─── Data provided ───
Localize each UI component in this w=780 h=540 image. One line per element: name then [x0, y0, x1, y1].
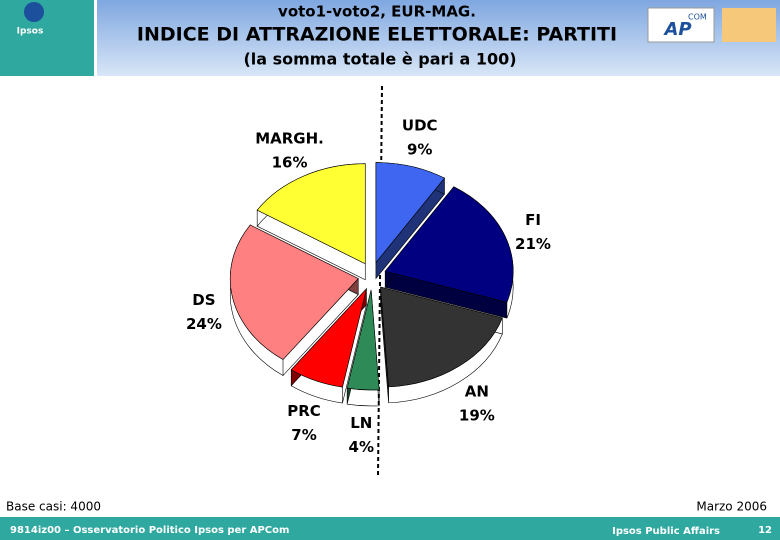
value-label: 21% [515, 235, 551, 253]
footer-left: 9814iz00 – Osservatorio Politico Ipsos p… [10, 525, 289, 536]
page-number: 12 [758, 525, 772, 536]
logo-box [0, 0, 94, 76]
slice [375, 162, 445, 264]
header-title: INDICE DI ATTRAZIONE ELETTORALE: PARTITI [137, 24, 617, 46]
slice-label: MARGH. [255, 129, 324, 147]
slice-label: DS [192, 291, 215, 309]
pie: UDC 9% FI 21% AN 19% LN 4% PRC 7% DS 24% MARGH. 16% [186, 117, 551, 457]
header-subtitle: (la somma totale è pari a 100) [243, 50, 516, 69]
slice-label: FI [525, 211, 541, 229]
divider [377, 85, 383, 477]
logo-text: Ipsos [17, 27, 44, 37]
slice [229, 224, 359, 360]
value-label: 4% [349, 438, 374, 456]
value-label: 16% [272, 153, 308, 171]
slice [290, 287, 368, 388]
header-line1: voto1-voto2, EUR-MAG. [278, 3, 476, 21]
logo-mark [24, 2, 44, 22]
slice [256, 163, 366, 265]
slice-label: UDC [402, 117, 438, 135]
partner-logo-text: AP [662, 19, 691, 40]
slice-label: AN [465, 383, 489, 401]
partner-logo-2 [722, 8, 776, 42]
value-label: 19% [459, 407, 495, 425]
partner-logo-top: COM [688, 13, 707, 22]
footer-right: Ipsos Public Affairs [612, 526, 720, 537]
date-note: Marzo 2006 [696, 500, 767, 514]
value-label: 7% [291, 426, 316, 444]
slice [346, 289, 380, 391]
slice [384, 186, 514, 303]
slice-label: LN [350, 414, 372, 432]
value-label: 9% [407, 141, 432, 159]
value-label: 24% [186, 315, 222, 333]
base-note: Base casi: 4000 [6, 500, 101, 514]
footer-band [0, 517, 780, 540]
slice [380, 286, 503, 388]
slice-label: PRC [287, 402, 321, 420]
partner-logo [647, 7, 715, 43]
───
• Given instruction:
List every line of the listing above that contains the string "value".

• Solution to this task:
value-label: 21% [515, 235, 551, 253]
value-label: 4% [349, 438, 374, 456]
value-label: 16% [272, 153, 308, 171]
value-label: 19% [459, 407, 495, 425]
value-label: 7% [291, 426, 316, 444]
value-label: 9% [407, 141, 432, 159]
value-label: 24% [186, 315, 222, 333]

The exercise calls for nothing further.